# [Given problem]
Nothing in the records may be left out or altered; reproduce them all exactly.

# [Material to process]
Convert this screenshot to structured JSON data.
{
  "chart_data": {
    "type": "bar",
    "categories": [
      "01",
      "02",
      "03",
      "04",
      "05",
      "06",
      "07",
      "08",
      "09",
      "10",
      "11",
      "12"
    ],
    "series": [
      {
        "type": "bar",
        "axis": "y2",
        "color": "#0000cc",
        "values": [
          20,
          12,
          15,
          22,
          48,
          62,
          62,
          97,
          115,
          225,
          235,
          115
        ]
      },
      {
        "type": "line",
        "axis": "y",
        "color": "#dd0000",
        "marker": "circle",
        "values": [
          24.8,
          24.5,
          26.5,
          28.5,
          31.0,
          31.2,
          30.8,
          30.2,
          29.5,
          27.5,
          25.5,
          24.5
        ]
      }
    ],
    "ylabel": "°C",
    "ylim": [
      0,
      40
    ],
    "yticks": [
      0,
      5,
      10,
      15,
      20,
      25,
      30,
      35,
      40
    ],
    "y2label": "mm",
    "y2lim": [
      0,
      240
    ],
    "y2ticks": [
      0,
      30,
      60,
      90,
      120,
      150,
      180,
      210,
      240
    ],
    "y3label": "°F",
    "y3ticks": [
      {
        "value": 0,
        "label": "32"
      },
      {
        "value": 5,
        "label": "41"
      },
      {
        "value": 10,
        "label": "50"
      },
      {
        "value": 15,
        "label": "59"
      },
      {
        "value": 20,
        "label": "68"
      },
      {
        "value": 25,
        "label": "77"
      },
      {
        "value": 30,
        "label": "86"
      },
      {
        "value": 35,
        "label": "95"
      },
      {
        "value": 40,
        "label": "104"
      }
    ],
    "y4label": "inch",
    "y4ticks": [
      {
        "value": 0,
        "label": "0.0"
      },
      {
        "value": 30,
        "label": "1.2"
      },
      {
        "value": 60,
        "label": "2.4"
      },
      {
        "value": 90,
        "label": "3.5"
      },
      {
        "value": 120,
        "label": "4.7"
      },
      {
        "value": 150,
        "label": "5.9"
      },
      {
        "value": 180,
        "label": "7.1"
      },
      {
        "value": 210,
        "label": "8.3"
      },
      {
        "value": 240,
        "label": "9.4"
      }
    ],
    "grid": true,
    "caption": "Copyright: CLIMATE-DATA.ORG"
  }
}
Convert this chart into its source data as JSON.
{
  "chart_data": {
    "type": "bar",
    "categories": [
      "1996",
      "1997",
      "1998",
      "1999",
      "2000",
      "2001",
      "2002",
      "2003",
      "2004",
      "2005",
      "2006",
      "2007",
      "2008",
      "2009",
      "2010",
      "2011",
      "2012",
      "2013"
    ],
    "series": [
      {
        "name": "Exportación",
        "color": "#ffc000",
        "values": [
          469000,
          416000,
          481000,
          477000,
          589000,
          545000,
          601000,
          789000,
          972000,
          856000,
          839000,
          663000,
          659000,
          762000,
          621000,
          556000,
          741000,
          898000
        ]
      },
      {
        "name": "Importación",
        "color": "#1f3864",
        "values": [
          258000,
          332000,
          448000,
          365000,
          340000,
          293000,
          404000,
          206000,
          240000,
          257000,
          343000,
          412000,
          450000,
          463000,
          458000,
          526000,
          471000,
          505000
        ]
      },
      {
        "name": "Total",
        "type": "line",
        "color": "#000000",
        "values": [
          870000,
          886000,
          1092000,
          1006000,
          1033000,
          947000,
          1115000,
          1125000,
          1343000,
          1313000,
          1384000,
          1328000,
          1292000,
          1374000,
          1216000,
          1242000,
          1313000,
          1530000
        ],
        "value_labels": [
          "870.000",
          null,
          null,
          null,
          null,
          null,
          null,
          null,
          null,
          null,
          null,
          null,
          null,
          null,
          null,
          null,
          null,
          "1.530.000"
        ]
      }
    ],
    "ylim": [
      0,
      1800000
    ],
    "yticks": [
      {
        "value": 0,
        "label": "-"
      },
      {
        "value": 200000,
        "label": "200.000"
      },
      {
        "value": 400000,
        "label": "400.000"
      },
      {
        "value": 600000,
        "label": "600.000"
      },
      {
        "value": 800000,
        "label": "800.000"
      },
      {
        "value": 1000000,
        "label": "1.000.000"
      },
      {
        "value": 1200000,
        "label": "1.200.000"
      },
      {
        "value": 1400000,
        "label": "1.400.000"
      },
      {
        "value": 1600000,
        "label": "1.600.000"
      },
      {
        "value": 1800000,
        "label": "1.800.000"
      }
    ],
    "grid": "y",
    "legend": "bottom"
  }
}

# [Task response]
Convert this screenshot to structured JSON data.
{
  "chart_data": {
    "type": "bar",
    "categories": [
      "01",
      "02",
      "03",
      "04",
      "05",
      "06",
      "07",
      "08",
      "09",
      "10",
      "11",
      "12"
    ],
    "series": [
      {
        "type": "bar",
        "axis": "y2",
        "color": "#0000cc",
        "values": [
          20,
          12,
          15,
          22,
          48,
          62,
          62,
          97,
          115,
          225,
          235,
          115
        ]
      },
      {
        "type": "line",
        "axis": "y",
        "color": "#dd0000",
        "marker": "circle",
        "values": [
          24.8,
          24.5,
          26.5,
          28.5,
          31.0,
          31.2,
          30.8,
          30.2,
          29.5,
          27.5,
          25.5,
          24.5
        ]
      }
    ],
    "ylabel": "°C",
    "ylim": [
      0,
      40
    ],
    "yticks": [
      0,
      5,
      10,
      15,
      20,
      25,
      30,
      35,
      40
    ],
    "y2label": "mm",
    "y2lim": [
      0,
      240
    ],
    "y2ticks": [
      0,
      30,
      60,
      90,
      120,
      150,
      180,
      210,
      240
    ],
    "y3label": "°F",
    "y3ticks": [
      {
        "value": 0,
        "label": "32"
      },
      {
        "value": 5,
        "label": "41"
      },
      {
        "value": 10,
        "label": "50"
      },
      {
        "value": 15,
        "label": "59"
      },
      {
        "value": 20,
        "label": "68"
      },
      {
        "value": 25,
        "label": "77"
      },
      {
        "value": 30,
        "label": "86"
      },
      {
        "value": 35,
        "label": "95"
      },
      {
        "value": 40,
        "label": "104"
      }
    ],
    "y4label": "inch",
    "y4ticks": [
      {
        "value": 0,
        "label": "0.0"
      },
      {
        "value": 30,
        "label": "1.2"
      },
      {
        "value": 60,
        "label": "2.4"
      },
      {
        "value": 90,
        "label": "3.5"
      },
      {
        "value": 120,
        "label": "4.7"
      },
      {
        "value": 150,
        "label": "5.9"
      },
      {
        "value": 180,
        "label": "7.1"
      },
      {
        "value": 210,
        "label": "8.3"
      },
      {
        "value": 240,
        "label": "9.4"
      }
    ],
    "grid": true,
    "caption": "Copyright: CLIMATE-DATA.ORG"
  }
}
Convert this chart into its source data as JSON.
{
  "chart_data": {
    "type": "bar",
    "categories": [
      "1996",
      "1997",
      "1998",
      "1999",
      "2000",
      "2001",
      "2002",
      "2003",
      "2004",
      "2005",
      "2006",
      "2007",
      "2008",
      "2009",
      "2010",
      "2011",
      "2012",
      "2013"
    ],
    "series": [
      {
        "name": "Exportación",
        "color": "#ffc000",
        "values": [
          469000,
          416000,
          481000,
          477000,
          589000,
          545000,
          601000,
          789000,
          972000,
          856000,
          839000,
          663000,
          659000,
          762000,
          621000,
          556000,
          741000,
          898000
        ]
      },
      {
        "name": "Importación",
        "color": "#1f3864",
        "values": [
          258000,
          332000,
          448000,
          365000,
          340000,
          293000,
          404000,
          206000,
          240000,
          257000,
          343000,
          412000,
          450000,
          463000,
          458000,
          526000,
          471000,
          505000
        ]
      },
      {
        "name": "Total",
        "type": "line",
        "color": "#000000",
        "values": [
          870000,
          886000,
          1092000,
          1006000,
          1033000,
          947000,
          1115000,
          1125000,
          1343000,
          1313000,
          1384000,
          1328000,
          1292000,
          1374000,
          1216000,
          1242000,
          1313000,
          1530000
        ],
        "value_labels": [
          "870.000",
          null,
          null,
          null,
          null,
          null,
          null,
          null,
          null,
          null,
          null,
          null,
          null,
          null,
          null,
          null,
          null,
          "1.530.000"
        ]
      }
    ],
    "ylim": [
      0,
      1800000
    ],
    "yticks": [
      {
        "value": 0,
        "label": "-"
      },
      {
        "value": 200000,
        "label": "200.000"
      },
      {
        "value": 400000,
        "label": "400.000"
      },
      {
        "value": 600000,
        "label": "600.000"
      },
      {
        "value": 800000,
        "label": "800.000"
      },
      {
        "value": 1000000,
        "label": "1.000.000"
      },
      {
        "value": 1200000,
        "label": "1.200.000"
      },
      {
        "value": 1400000,
        "label": "1.400.000"
      },
      {
        "value": 1600000,
        "label": "1.600.000"
      },
      {
        "value": 1800000,
        "label": "1.800.000"
      }
    ],
    "grid": "y",
    "legend": "bottom"
  }
}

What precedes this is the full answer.